## START ENTRIES SHOWN

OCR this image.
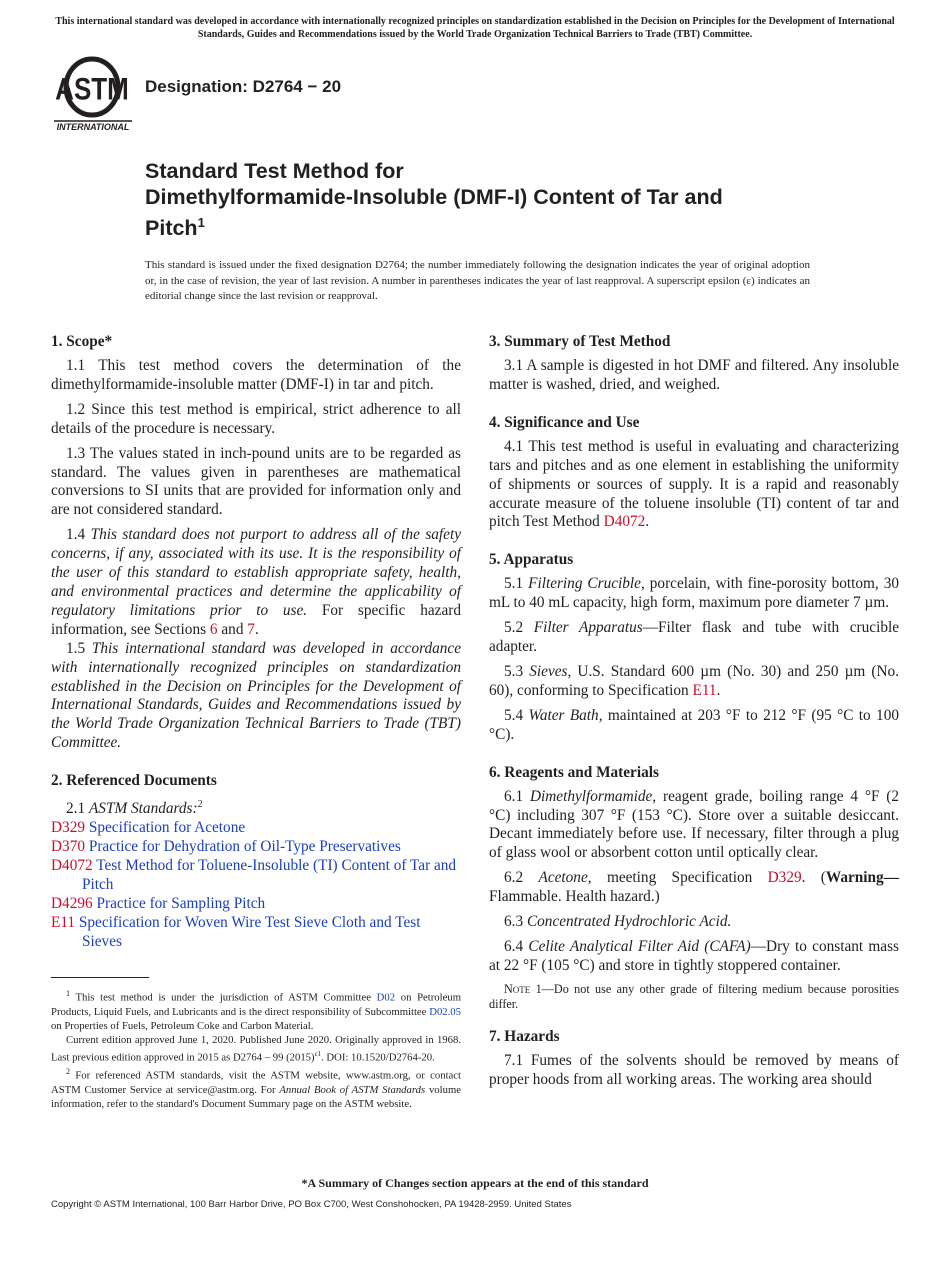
This international standard was developed in accordance with internationally recognized principles on standardization established in the Decision on Principles for the Development of International Standards, Guides and Recommendations issued by the World Trade Organization Technical Barriers to Trade (TBT) Committee.
ASTM
INTERNATIONAL
Designation: D2764 − 20
Standard Test Method for
Dimethylformamide-Insoluble (DMF-I) Content of Tar and
Pitch$^1$
This standard is issued under the fixed designation D2764; the number immediately following the designation indicates the year of original adoption or, in the case of revision, the year of last revision. A number in parentheses indicates the year of last reapproval. A superscript epsilon (ε) indicates an editorial change since the last revision or reapproval.
1. Scope*

1.1 This test method covers the determination of the dimethylformamide-insoluble matter (DMF-I) in tar and pitch.

1.2 Since this test method is empirical, strict adherence to all details of the procedure is necessary.

1.3 The values stated in inch-pound units are to be regarded as standard. The values given in parentheses are mathematical conversions to SI units that are provided for information only and are not considered standard.

1.4 This standard does not purport to address all of the safety concerns, if any, associated with its use. It is the responsibility of the user of this standard to establish appropriate safety, health, and environmental practices and determine the applicability of regulatory limitations prior to use. For specific hazard information, see Sections 6 and 7.

1.5 This international standard was developed in accordance with internationally recognized principles on standardization established in the Decision on Principles for the Development of International Standards, Guides and Recommendations issued by the World Trade Organization Technical Barriers to Trade (TBT) Committee.

2. Referenced Documents

2.1 ASTM Standards:$^2$

D329 Specification for Acetone
D370 Practice for Dehydration of Oil-Type Preservatives
D4072 Test Method for Toluene-Insoluble (TI) Content of Tar and Pitch
D4296 Practice for Sampling Pitch
E11 Specification for Woven Wire Test Sieve Cloth and Test Sieves

$^1$ This test method is under the jurisdiction of ASTM Committee D02 on Petroleum Products, Liquid Fuels, and Lubricants and is the direct responsibility of Subcommittee D02.05 on Properties of Fuels, Petroleum Coke and Carbon Material.

Current edition approved June 1, 2020. Published June 2020. Originally approved in 1968. Last previous edition approved in 2015 as D2764 – 99 $(2015)^{\varepsilon 1}$. DOI: 10.1520/D2764-20.

$^2$ For referenced ASTM standards, visit the ASTM website, www.astm.org, or contact ASTM Customer Service at service@astm.org. For Annual Book of ASTM Standards volume information, refer to the standard's Document Summary page on the ASTM website.

3. Summary of Test Method

3.1 A sample is digested in hot DMF and filtered. Any insoluble matter is washed, dried, and weighed.

4. Significance and Use

4.1 This test method is useful in evaluating and characterizing tars and pitches and as one element in establishing the uniformity of shipments or sources of supply. It is a rapid and reasonably accurate measure of the toluene insoluble (TI) content of tar and pitch Test Method D4072.

5. Apparatus

5.1 Filtering Crucible, porcelain, with fine-porosity bottom, 30 mL to 40 mL capacity, high form, maximum pore diameter 7 µm.

5.2 Filter Apparatus—Filter flask and tube with crucible adapter.

5.3 Sieves, U.S. Standard 600 µm (No. 30) and 250 µm (No. 60), conforming to Specification E11.

5.4 Water Bath, maintained at 203 °F to 212 °F (95 °C to 100 °C).

6. Reagents and Materials

6.1 Dimethylformamide, reagent grade, boiling range 4 °F (2 °C) including 307 °F (153 °C). Store over a suitable desiccant. Decant immediately before use. If necessary, filter through a plug of glass wool or absorbent cotton until optically clear.

6.2 Acetone, meeting Specification D329. (Warning— Flammable. Health hazard.)

6.3 Concentrated Hydrochloric Acid.

6.4 Celite Analytical Filter Aid (CAFA)—Dry to constant mass at 22 °F (105 °C) and store in tightly stoppered container.

Note 1—Do not use any other grade of filtering medium because porosities differ.
7. Hazards

7.1 Fumes of the solvents should be removed by means of proper hoods from all working areas. The working area should

*A Summary of Changes section appears at the end of this standard
Copyright © ASTM International, 100 Barr Harbor Drive, PO Box C700, West Conshohocken, PA 19428-2959. United States
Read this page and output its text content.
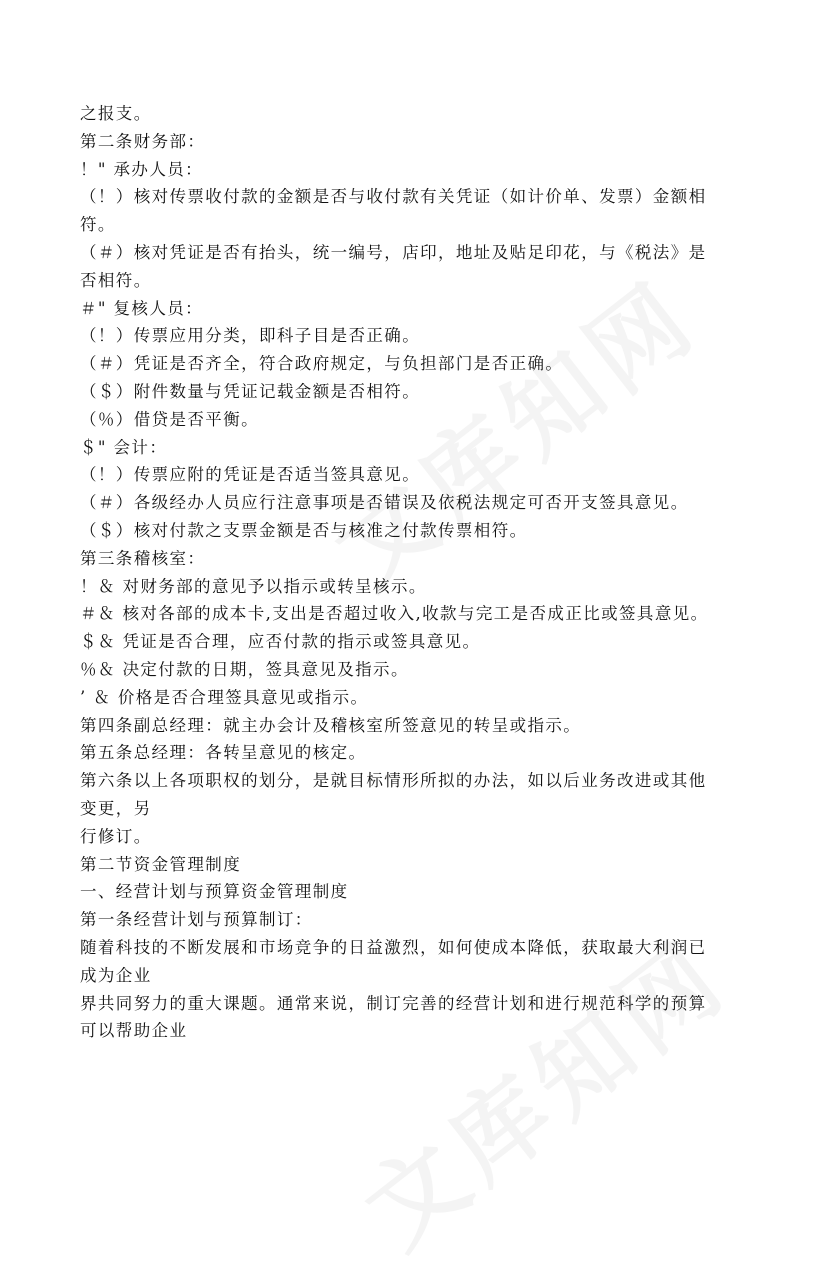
之报支。
第二条财务部：
！" 承办人员：
（！）核对传票收付款的金额是否与收付款有关凭证（如计价单、发票）金额相
符。
（＃）核对凭证是否有抬头，统一编号，店印，地址及贴足印花，与《税法》是
否相符。
＃" 复核人员：
（！）传票应用分类，即科子目是否正确。
（＃）凭证是否齐全，符合政府规定，与负担部门是否正确。
（＄）附件数量与凭证记载金额是否相符。
（％）借贷是否平衡。
＄" 会计：
（！）传票应附的凭证是否适当签具意见。
（＃）各级经办人员应行注意事项是否错误及依税法规定可否开支签具意见。
（＄）核对付款之支票金额是否与核准之付款传票相符。
第三条稽核室：
！＆ 对财务部的意见予以指示或转呈核示。
＃＆ 核对各部的成本卡,支出是否超过收入,收款与完工是否成正比或签具意见。
＄＆ 凭证是否合理，应否付款的指示或签具意见。
％＆ 决定付款的日期，签具意见及指示。
’ ＆ 价格是否合理签具意见或指示。
第四条副总经理：就主办会计及稽核室所签意见的转呈或指示。
第五条总经理：各转呈意见的核定。
第六条以上各项职权的划分，是就目标情形所拟的办法，如以后业务改进或其他
变更，另
行修订。
第二节资金管理制度
一、经营计划与预算资金管理制度
第一条经营计划与预算制订：
随着科技的不断发展和市场竞争的日益激烈，如何使成本降低，获取最大利润已
成为企业
界共同努力的重大课题。通常来说，制订完善的经营计划和进行规范科学的预算
可以帮助企业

## END ENTRIES SHOWN

▶ TASK DETAILS: Give the entries again without a single change, but with no pictures.

▶ EXERCISE RESULT:
OCR this image.
This international standard was developed in accordance with internationally recognized principles on standardization established in the Decision on Principles for the Development of International Standards, Guides and Recommendations issued by the World Trade Organization Technical Barriers to Trade (TBT) Committee.
ASTM
INTERNATIONAL
Designation: D2764 − 20
Standard Test Method for
Dimethylformamide-Insoluble (DMF-I) Content of Tar and
Pitch$^1$
This standard is issued under the fixed designation D2764; the number immediately following the designation indicates the year of original adoption or, in the case of revision, the year of last revision. A number in parentheses indicates the year of last reapproval. A superscript epsilon (ε) indicates an editorial change since the last revision or reapproval.
1. Scope*

1.1 This test method covers the determination of the dimethylformamide-insoluble matter (DMF-I) in tar and pitch.

1.2 Since this test method is empirical, strict adherence to all details of the procedure is necessary.

1.3 The values stated in inch-pound units are to be regarded as standard. The values given in parentheses are mathematical conversions to SI units that are provided for information only and are not considered standard.

1.4 This standard does not purport to address all of the safety concerns, if any, associated with its use. It is the responsibility of the user of this standard to establish appropriate safety, health, and environmental practices and determine the applicability of regulatory limitations prior to use. For specific hazard information, see Sections 6 and 7.

1.5 This international standard was developed in accordance with internationally recognized principles on standardization established in the Decision on Principles for the Development of International Standards, Guides and Recommendations issued by the World Trade Organization Technical Barriers to Trade (TBT) Committee.

2. Referenced Documents

2.1 ASTM Standards:$^2$

D329 Specification for Acetone
D370 Practice for Dehydration of Oil-Type Preservatives
D4072 Test Method for Toluene-Insoluble (TI) Content of Tar and Pitch
D4296 Practice for Sampling Pitch
E11 Specification for Woven Wire Test Sieve Cloth and Test Sieves

$^1$ This test method is under the jurisdiction of ASTM Committee D02 on Petroleum Products, Liquid Fuels, and Lubricants and is the direct responsibility of Subcommittee D02.05 on Properties of Fuels, Petroleum Coke and Carbon Material.

Current edition approved June 1, 2020. Published June 2020. Originally approved in 1968. Last previous edition approved in 2015 as D2764 – 99 $(2015)^{\varepsilon 1}$. DOI: 10.1520/D2764-20.

$^2$ For referenced ASTM standards, visit the ASTM website, www.astm.org, or contact ASTM Customer Service at service@astm.org. For Annual Book of ASTM Standards volume information, refer to the standard's Document Summary page on the ASTM website.

3. Summary of Test Method

3.1 A sample is digested in hot DMF and filtered. Any insoluble matter is washed, dried, and weighed.

4. Significance and Use

4.1 This test method is useful in evaluating and characterizing tars and pitches and as one element in establishing the uniformity of shipments or sources of supply. It is a rapid and reasonably accurate measure of the toluene insoluble (TI) content of tar and pitch Test Method D4072.

5. Apparatus

5.1 Filtering Crucible, porcelain, with fine-porosity bottom, 30 mL to 40 mL capacity, high form, maximum pore diameter 7 µm.

5.2 Filter Apparatus—Filter flask and tube with crucible adapter.

5.3 Sieves, U.S. Standard 600 µm (No. 30) and 250 µm (No. 60), conforming to Specification E11.

5.4 Water Bath, maintained at 203 °F to 212 °F (95 °C to 100 °C).

6. Reagents and Materials

6.1 Dimethylformamide, reagent grade, boiling range 4 °F (2 °C) including 307 °F (153 °C). Store over a suitable desiccant. Decant immediately before use. If necessary, filter through a plug of glass wool or absorbent cotton until optically clear.

6.2 Acetone, meeting Specification D329. (Warning— Flammable. Health hazard.)

6.3 Concentrated Hydrochloric Acid.

6.4 Celite Analytical Filter Aid (CAFA)—Dry to constant mass at 22 °F (105 °C) and store in tightly stoppered container.

Note 1—Do not use any other grade of filtering medium because porosities differ.
7. Hazards

7.1 Fumes of the solvents should be removed by means of proper hoods from all working areas. The working area should

*A Summary of Changes section appears at the end of this standard
Copyright © ASTM International, 100 Barr Harbor Drive, PO Box C700, West Conshohocken, PA 19428-2959. United States
Read this page and output its text content.
之报支。
第二条财务部：
！" 承办人员：
（！）核对传票收付款的金额是否与收付款有关凭证（如计价单、发票）金额相
符。
（＃）核对凭证是否有抬头，统一编号，店印，地址及贴足印花，与《税法》是
否相符。
＃" 复核人员：
（！）传票应用分类，即科子目是否正确。
（＃）凭证是否齐全，符合政府规定，与负担部门是否正确。
（＄）附件数量与凭证记载金额是否相符。
（％）借贷是否平衡。
＄" 会计：
（！）传票应附的凭证是否适当签具意见。
（＃）各级经办人员应行注意事项是否错误及依税法规定可否开支签具意见。
（＄）核对付款之支票金额是否与核准之付款传票相符。
第三条稽核室：
！＆ 对财务部的意见予以指示或转呈核示。
＃＆ 核对各部的成本卡,支出是否超过收入,收款与完工是否成正比或签具意见。
＄＆ 凭证是否合理，应否付款的指示或签具意见。
％＆ 决定付款的日期，签具意见及指示。
’ ＆ 价格是否合理签具意见或指示。
第四条副总经理：就主办会计及稽核室所签意见的转呈或指示。
第五条总经理：各转呈意见的核定。
第六条以上各项职权的划分，是就目标情形所拟的办法，如以后业务改进或其他
变更，另
行修订。
第二节资金管理制度
一、经营计划与预算资金管理制度
第一条经营计划与预算制订：
随着科技的不断发展和市场竞争的日益激烈，如何使成本降低，获取最大利润已
成为企业
界共同努力的重大课题。通常来说，制订完善的经营计划和进行规范科学的预算
可以帮助企业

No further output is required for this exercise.